[Source records]
=-=-=

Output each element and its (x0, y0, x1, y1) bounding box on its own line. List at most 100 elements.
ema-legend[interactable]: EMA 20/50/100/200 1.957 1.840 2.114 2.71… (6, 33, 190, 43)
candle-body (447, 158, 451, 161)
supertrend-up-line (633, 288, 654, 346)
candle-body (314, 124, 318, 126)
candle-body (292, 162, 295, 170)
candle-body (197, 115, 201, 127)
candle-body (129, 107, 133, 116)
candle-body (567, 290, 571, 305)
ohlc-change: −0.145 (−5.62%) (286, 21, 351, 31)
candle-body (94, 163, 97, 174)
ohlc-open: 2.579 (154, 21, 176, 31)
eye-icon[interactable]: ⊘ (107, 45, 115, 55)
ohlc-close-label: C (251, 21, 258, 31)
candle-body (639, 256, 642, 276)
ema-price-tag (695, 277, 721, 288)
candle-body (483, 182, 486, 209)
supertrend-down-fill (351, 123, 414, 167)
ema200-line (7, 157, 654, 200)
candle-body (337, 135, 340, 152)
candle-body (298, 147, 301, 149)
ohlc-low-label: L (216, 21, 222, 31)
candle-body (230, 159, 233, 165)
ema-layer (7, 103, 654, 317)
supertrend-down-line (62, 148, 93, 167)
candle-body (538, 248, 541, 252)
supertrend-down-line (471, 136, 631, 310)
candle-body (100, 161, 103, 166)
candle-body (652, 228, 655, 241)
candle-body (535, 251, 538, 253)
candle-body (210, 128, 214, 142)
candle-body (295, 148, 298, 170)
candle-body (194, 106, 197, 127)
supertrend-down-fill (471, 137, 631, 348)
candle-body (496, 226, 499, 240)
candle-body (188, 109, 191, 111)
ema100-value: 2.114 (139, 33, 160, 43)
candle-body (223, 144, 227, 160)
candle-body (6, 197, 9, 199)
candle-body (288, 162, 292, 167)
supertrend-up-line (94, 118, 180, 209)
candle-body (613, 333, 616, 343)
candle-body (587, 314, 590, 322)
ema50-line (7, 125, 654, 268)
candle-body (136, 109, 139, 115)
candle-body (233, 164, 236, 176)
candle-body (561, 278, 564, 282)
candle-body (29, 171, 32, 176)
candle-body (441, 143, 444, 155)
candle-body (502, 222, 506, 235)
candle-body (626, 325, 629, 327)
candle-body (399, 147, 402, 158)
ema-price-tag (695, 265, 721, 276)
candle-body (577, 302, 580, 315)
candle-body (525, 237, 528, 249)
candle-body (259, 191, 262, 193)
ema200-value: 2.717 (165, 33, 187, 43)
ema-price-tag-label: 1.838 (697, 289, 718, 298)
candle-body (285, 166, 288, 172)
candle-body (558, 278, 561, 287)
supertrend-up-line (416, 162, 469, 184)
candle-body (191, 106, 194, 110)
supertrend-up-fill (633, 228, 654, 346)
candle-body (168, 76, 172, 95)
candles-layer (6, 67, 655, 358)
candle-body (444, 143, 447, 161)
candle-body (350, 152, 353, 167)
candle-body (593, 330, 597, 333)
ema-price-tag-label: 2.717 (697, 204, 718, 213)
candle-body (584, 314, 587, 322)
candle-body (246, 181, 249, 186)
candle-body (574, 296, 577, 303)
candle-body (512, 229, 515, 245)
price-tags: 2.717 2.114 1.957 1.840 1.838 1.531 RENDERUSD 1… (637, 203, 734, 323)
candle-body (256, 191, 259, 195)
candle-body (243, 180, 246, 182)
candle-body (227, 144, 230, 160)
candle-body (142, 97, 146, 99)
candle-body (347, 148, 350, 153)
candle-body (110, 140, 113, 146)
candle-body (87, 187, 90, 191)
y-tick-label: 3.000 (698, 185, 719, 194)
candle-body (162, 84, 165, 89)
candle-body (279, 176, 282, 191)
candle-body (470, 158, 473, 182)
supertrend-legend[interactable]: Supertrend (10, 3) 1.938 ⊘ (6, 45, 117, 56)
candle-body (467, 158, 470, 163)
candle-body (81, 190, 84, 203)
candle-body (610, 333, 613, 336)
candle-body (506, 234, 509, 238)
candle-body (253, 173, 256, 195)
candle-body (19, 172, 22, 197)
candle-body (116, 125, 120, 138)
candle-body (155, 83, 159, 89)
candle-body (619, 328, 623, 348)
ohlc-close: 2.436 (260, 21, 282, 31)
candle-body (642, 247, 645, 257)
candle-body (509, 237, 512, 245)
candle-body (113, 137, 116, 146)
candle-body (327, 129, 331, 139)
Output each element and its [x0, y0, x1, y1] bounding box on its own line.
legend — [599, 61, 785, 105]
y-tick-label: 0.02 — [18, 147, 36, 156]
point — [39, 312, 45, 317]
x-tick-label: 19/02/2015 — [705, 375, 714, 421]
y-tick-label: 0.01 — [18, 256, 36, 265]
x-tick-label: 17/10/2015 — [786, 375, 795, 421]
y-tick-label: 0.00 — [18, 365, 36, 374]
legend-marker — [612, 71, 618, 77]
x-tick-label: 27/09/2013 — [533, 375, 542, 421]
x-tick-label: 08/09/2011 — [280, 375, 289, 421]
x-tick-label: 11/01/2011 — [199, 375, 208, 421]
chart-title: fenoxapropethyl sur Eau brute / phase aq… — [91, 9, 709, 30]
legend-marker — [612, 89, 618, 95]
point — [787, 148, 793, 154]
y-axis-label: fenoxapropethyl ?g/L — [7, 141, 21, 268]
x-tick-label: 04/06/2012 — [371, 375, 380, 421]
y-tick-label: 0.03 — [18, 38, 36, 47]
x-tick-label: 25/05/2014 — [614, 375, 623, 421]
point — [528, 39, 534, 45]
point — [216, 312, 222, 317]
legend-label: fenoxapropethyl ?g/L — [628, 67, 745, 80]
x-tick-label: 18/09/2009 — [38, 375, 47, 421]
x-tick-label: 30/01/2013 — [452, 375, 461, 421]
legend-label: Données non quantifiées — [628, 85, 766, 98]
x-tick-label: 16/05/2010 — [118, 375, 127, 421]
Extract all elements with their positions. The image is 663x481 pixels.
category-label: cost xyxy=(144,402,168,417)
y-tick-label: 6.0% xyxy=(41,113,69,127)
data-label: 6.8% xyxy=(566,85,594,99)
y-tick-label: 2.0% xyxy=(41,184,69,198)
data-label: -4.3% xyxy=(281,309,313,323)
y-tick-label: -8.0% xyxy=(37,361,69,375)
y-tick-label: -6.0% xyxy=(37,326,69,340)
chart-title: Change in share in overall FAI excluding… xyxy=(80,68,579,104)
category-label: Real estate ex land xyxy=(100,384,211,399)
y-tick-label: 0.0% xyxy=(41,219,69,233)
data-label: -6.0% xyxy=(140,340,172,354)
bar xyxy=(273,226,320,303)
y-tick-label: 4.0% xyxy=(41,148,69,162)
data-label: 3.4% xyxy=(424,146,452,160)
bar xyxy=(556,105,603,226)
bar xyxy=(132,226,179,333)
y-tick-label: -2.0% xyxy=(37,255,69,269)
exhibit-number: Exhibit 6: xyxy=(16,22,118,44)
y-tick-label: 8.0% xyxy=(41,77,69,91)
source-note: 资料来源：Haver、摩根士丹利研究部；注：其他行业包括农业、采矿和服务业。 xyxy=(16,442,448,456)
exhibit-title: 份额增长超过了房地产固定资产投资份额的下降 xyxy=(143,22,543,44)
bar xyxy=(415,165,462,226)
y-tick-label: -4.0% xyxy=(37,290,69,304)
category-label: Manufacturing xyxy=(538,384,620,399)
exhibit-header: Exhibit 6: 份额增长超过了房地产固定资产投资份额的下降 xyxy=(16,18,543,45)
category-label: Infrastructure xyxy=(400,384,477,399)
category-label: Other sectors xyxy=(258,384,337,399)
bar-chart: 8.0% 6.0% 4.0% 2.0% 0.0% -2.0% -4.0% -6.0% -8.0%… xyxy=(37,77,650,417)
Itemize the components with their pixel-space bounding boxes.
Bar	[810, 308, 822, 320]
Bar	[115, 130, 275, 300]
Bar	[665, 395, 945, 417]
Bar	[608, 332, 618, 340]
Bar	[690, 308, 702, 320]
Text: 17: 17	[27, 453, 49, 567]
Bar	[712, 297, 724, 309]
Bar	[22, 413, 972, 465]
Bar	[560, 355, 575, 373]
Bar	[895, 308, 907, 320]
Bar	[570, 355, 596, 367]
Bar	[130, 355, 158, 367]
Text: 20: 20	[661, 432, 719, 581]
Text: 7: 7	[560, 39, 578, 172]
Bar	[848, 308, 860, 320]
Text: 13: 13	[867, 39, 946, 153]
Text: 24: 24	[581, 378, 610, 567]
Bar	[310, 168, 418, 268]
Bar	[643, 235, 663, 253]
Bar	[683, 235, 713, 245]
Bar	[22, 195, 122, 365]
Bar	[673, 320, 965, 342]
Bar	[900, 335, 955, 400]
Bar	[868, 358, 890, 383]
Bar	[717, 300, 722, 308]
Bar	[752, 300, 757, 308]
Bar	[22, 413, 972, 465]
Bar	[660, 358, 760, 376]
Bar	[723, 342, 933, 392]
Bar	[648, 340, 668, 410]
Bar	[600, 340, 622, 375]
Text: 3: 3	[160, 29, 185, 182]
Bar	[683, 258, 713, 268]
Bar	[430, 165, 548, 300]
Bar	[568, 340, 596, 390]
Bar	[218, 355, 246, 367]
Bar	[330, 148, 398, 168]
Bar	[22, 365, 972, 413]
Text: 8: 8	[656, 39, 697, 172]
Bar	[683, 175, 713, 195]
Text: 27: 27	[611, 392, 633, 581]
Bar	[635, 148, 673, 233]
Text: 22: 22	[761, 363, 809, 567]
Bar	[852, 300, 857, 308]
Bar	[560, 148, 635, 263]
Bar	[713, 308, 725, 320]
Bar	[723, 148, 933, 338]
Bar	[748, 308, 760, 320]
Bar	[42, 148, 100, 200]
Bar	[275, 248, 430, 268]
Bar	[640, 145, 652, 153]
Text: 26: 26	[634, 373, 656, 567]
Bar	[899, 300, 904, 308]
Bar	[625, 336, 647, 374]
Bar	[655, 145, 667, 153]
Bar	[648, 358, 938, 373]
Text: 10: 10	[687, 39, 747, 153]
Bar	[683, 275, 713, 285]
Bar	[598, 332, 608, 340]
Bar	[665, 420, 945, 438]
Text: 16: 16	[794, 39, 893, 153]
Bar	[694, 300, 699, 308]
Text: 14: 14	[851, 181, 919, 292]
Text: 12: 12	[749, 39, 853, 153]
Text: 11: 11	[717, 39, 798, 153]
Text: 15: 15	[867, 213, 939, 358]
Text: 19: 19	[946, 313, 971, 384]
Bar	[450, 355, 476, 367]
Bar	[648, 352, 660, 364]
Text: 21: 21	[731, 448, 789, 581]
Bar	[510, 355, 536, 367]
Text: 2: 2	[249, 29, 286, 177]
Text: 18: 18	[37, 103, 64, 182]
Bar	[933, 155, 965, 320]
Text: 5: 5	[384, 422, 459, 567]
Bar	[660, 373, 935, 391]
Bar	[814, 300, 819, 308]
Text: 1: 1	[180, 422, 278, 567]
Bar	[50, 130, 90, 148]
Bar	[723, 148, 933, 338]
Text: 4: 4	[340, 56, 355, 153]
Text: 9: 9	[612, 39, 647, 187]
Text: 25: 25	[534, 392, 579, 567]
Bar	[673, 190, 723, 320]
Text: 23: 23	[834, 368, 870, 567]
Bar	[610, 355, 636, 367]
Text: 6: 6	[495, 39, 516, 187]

=-=-=

■ **Task objective**:
Reproduce verbatim the entries above, from the first line through the line containing "candle-body (94, 163, 97, 174)".

■ **Response to this exercise**:
Output each element and its (x0, y0, x1, y1) bounding box on its own line. List at most 100 elements.
ema-legend[interactable]: EMA 20/50/100/200 1.957 1.840 2.114 2.71… (6, 33, 190, 43)
candle-body (447, 158, 451, 161)
supertrend-up-line (633, 288, 654, 346)
candle-body (314, 124, 318, 126)
candle-body (292, 162, 295, 170)
candle-body (197, 115, 201, 127)
candle-body (129, 107, 133, 116)
candle-body (567, 290, 571, 305)
ohlc-change: −0.145 (−5.62%) (286, 21, 351, 31)
candle-body (94, 163, 97, 174)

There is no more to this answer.